▶ _Short exercise_: Without the images, write out all of the following entries exactly.

------

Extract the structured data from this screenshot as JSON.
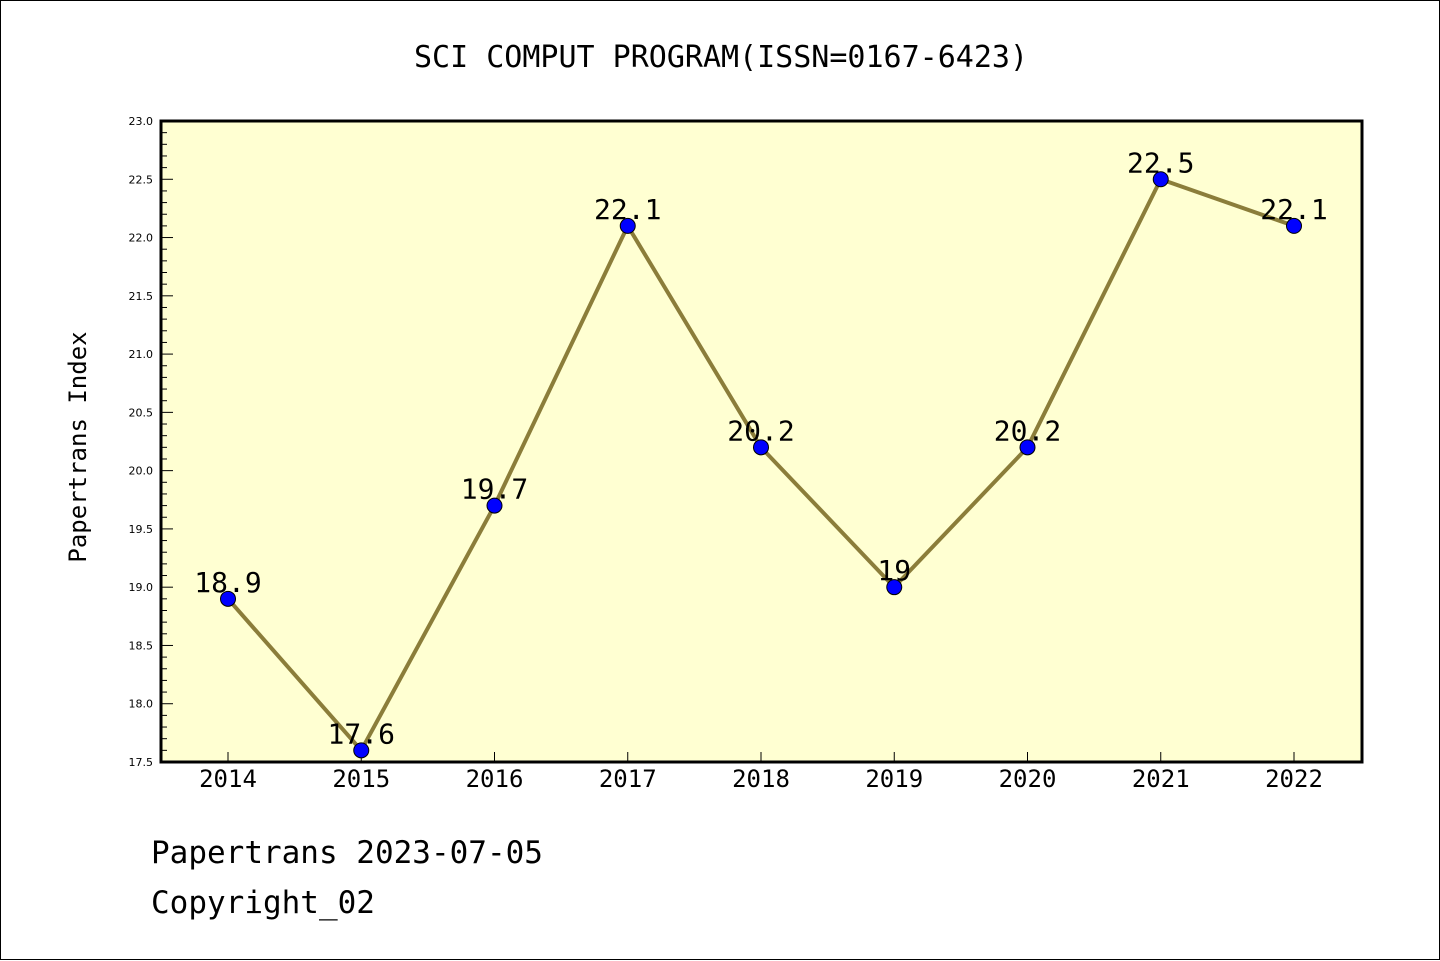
{
  "colors": {
    "plot_background": "#FFFFD2",
    "line": "#8B7D3A",
    "marker": "#0000FF",
    "axis": "#000000"
  },
  "footer": {
    "date_line": "Papertrans 2023-07-05",
    "copyright_line": "Copyright_02"
  },
  "chart_data": {
    "type": "line",
    "title": "SCI COMPUT PROGRAM(ISSN=0167-6423)",
    "xlabel": "",
    "ylabel": "Papertrans Index",
    "categories": [
      "2014",
      "2015",
      "2016",
      "2017",
      "2018",
      "2019",
      "2020",
      "2021",
      "2022"
    ],
    "series": [
      {
        "values": [
          18.9,
          17.6,
          19.7,
          22.1,
          20.2,
          19.0,
          20.2,
          22.5,
          22.1
        ],
        "data_labels": [
          "18.9",
          "17.6",
          "19.7",
          "22.1",
          "20.2",
          "19",
          "20.2",
          "22.5",
          "22.1"
        ]
      }
    ],
    "ylim": [
      17.5,
      23.0
    ],
    "y_ticks": [
      "17.5",
      "18.0",
      "18.5",
      "19.0",
      "19.5",
      "20.0",
      "20.5",
      "21.0",
      "21.5",
      "22.0",
      "22.5",
      "23.0"
    ],
    "grid": false,
    "legend": "none"
  }
}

------

▶ _Final result_:
Extract the structured data from this screenshot as JSON.
{
  "colors": {
    "plot_background": "#FFFFD2",
    "line": "#8B7D3A",
    "marker": "#0000FF",
    "axis": "#000000"
  },
  "footer": {
    "date_line": "Papertrans 2023-07-05",
    "copyright_line": "Copyright_02"
  },
  "chart_data": {
    "type": "line",
    "title": "SCI COMPUT PROGRAM(ISSN=0167-6423)",
    "xlabel": "",
    "ylabel": "Papertrans Index",
    "categories": [
      "2014",
      "2015",
      "2016",
      "2017",
      "2018",
      "2019",
      "2020",
      "2021",
      "2022"
    ],
    "series": [
      {
        "values": [
          18.9,
          17.6,
          19.7,
          22.1,
          20.2,
          19.0,
          20.2,
          22.5,
          22.1
        ],
        "data_labels": [
          "18.9",
          "17.6",
          "19.7",
          "22.1",
          "20.2",
          "19",
          "20.2",
          "22.5",
          "22.1"
        ]
      }
    ],
    "ylim": [
      17.5,
      23.0
    ],
    "y_ticks": [
      "17.5",
      "18.0",
      "18.5",
      "19.0",
      "19.5",
      "20.0",
      "20.5",
      "21.0",
      "21.5",
      "22.0",
      "22.5",
      "23.0"
    ],
    "grid": false,
    "legend": "none"
  }
}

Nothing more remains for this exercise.